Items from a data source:
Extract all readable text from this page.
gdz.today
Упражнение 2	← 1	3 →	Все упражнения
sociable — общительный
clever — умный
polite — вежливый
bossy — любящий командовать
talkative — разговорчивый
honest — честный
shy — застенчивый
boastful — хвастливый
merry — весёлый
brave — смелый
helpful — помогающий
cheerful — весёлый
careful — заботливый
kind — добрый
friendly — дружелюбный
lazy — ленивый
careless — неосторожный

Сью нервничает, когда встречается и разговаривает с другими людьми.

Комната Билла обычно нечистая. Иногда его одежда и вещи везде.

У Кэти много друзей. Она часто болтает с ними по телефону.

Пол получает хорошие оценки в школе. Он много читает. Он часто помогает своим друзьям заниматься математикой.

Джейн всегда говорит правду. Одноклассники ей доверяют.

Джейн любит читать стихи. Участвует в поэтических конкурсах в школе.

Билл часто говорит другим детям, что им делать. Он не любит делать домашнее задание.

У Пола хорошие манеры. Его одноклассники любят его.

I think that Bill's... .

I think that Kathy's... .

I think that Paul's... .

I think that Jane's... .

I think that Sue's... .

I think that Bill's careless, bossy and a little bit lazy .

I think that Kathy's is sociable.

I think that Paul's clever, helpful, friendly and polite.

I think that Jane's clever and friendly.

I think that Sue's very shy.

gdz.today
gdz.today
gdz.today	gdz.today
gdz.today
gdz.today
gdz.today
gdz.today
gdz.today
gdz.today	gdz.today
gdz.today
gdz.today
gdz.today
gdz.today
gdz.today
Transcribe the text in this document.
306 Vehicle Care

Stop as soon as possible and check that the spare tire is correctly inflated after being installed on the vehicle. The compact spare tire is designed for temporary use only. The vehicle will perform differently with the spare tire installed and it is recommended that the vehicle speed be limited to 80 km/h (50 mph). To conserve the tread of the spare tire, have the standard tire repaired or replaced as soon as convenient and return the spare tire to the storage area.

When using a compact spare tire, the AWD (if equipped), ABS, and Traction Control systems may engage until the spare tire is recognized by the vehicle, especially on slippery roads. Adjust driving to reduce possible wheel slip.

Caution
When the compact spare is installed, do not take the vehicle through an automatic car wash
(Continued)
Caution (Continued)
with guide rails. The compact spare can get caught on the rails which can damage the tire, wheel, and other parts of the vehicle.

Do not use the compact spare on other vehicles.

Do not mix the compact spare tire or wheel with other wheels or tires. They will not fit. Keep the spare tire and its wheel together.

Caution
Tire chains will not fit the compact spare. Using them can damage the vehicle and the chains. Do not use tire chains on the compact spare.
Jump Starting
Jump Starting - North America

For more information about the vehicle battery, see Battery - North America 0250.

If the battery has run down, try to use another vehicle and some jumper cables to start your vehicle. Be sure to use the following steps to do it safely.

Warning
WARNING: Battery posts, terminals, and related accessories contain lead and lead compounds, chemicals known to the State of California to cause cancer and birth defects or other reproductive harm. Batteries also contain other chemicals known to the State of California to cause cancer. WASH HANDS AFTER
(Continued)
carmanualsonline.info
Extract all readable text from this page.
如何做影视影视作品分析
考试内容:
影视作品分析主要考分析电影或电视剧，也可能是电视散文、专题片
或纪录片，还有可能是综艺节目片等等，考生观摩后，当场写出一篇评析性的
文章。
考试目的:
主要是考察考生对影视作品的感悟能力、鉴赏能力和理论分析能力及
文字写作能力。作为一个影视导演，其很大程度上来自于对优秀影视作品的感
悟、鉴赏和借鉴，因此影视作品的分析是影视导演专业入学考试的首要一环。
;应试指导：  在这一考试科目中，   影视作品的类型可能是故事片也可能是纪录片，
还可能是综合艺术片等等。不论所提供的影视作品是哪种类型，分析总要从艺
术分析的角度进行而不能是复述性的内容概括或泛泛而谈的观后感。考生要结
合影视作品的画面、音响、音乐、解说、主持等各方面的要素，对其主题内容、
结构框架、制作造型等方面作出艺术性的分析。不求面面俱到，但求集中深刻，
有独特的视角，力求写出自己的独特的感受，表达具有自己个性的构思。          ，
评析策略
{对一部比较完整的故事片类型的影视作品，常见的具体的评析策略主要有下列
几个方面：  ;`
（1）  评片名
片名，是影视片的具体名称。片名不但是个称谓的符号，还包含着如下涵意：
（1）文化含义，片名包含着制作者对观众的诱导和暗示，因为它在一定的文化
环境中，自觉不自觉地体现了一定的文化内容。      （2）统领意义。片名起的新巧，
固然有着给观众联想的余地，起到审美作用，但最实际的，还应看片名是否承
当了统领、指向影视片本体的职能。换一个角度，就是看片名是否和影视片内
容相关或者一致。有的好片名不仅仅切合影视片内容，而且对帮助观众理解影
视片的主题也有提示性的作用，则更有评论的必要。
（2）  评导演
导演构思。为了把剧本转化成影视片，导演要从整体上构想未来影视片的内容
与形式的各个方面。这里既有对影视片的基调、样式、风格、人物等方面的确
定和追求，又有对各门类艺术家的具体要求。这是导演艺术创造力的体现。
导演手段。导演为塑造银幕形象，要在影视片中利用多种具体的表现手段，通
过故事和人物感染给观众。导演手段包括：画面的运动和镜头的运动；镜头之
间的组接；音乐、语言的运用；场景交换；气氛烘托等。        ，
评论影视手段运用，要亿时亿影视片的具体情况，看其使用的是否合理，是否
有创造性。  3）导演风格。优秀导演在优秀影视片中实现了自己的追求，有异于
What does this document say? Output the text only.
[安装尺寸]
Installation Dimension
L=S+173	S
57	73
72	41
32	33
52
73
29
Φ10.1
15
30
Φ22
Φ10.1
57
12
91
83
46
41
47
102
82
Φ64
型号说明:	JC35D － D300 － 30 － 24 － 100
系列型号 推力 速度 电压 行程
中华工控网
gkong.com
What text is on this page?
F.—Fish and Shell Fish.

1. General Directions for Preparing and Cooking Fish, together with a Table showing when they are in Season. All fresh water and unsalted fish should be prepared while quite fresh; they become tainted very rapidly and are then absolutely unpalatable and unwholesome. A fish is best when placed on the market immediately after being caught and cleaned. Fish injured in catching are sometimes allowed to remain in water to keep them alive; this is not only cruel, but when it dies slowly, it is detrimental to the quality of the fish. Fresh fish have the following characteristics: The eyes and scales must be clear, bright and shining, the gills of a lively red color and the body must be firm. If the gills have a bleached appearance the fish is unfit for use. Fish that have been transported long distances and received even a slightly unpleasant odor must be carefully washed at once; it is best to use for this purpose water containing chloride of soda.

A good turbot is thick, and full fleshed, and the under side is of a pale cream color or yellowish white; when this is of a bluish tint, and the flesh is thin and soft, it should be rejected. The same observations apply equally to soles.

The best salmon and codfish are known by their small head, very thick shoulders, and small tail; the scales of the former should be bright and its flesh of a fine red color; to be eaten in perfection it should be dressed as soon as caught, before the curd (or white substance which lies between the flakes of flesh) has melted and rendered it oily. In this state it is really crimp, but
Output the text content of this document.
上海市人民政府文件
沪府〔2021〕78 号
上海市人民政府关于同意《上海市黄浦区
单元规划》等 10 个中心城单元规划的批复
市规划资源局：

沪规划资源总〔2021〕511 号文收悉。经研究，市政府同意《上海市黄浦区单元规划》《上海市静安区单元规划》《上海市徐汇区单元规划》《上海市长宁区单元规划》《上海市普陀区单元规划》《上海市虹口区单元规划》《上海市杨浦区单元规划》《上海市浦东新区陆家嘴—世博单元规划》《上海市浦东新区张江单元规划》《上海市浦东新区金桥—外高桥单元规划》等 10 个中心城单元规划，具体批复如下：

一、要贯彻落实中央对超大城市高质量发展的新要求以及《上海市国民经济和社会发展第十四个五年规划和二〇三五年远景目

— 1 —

GIVEN EXERCISE:
The required output is the span of lines from the one containing "What text is on this page?" to the last line, reproduced character for character.

FINAL RESULT:
What text is on this page?
F.—Fish and Shell Fish.

1. General Directions for Preparing and Cooking Fish, together with a Table showing when they are in Season. All fresh water and unsalted fish should be prepared while quite fresh; they become tainted very rapidly and are then absolutely unpalatable and unwholesome. A fish is best when placed on the market immediately after being caught and cleaned. Fish injured in catching are sometimes allowed to remain in water to keep them alive; this is not only cruel, but when it dies slowly, it is detrimental to the quality of the fish. Fresh fish have the following characteristics: The eyes and scales must be clear, bright and shining, the gills of a lively red color and the body must be firm. If the gills have a bleached appearance the fish is unfit for use. Fish that have been transported long distances and received even a slightly unpleasant odor must be carefully washed at once; it is best to use for this purpose water containing chloride of soda.

A good turbot is thick, and full fleshed, and the under side is of a pale cream color or yellowish white; when this is of a bluish tint, and the flesh is thin and soft, it should be rejected. The same observations apply equally to soles.

The best salmon and codfish are known by their small head, very thick shoulders, and small tail; the scales of the former should be bright and its flesh of a fine red color; to be eaten in perfection it should be dressed as soon as caught, before the curd (or white substance which lies between the flakes of flesh) has melted and rendered it oily. In this state it is really crimp, but
Output the text content of this document.
上海市人民政府文件
沪府〔2021〕78 号
上海市人民政府关于同意《上海市黄浦区
单元规划》等 10 个中心城单元规划的批复
市规划资源局：

沪规划资源总〔2021〕511 号文收悉。经研究，市政府同意《上海市黄浦区单元规划》《上海市静安区单元规划》《上海市徐汇区单元规划》《上海市长宁区单元规划》《上海市普陀区单元规划》《上海市虹口区单元规划》《上海市杨浦区单元规划》《上海市浦东新区陆家嘴—世博单元规划》《上海市浦东新区张江单元规划》《上海市浦东新区金桥—外高桥单元规划》等 10 个中心城单元规划，具体批复如下：

一、要贯彻落实中央对超大城市高质量发展的新要求以及《上海市国民经济和社会发展第十四个五年规划和二〇三五年远景目

— 1 —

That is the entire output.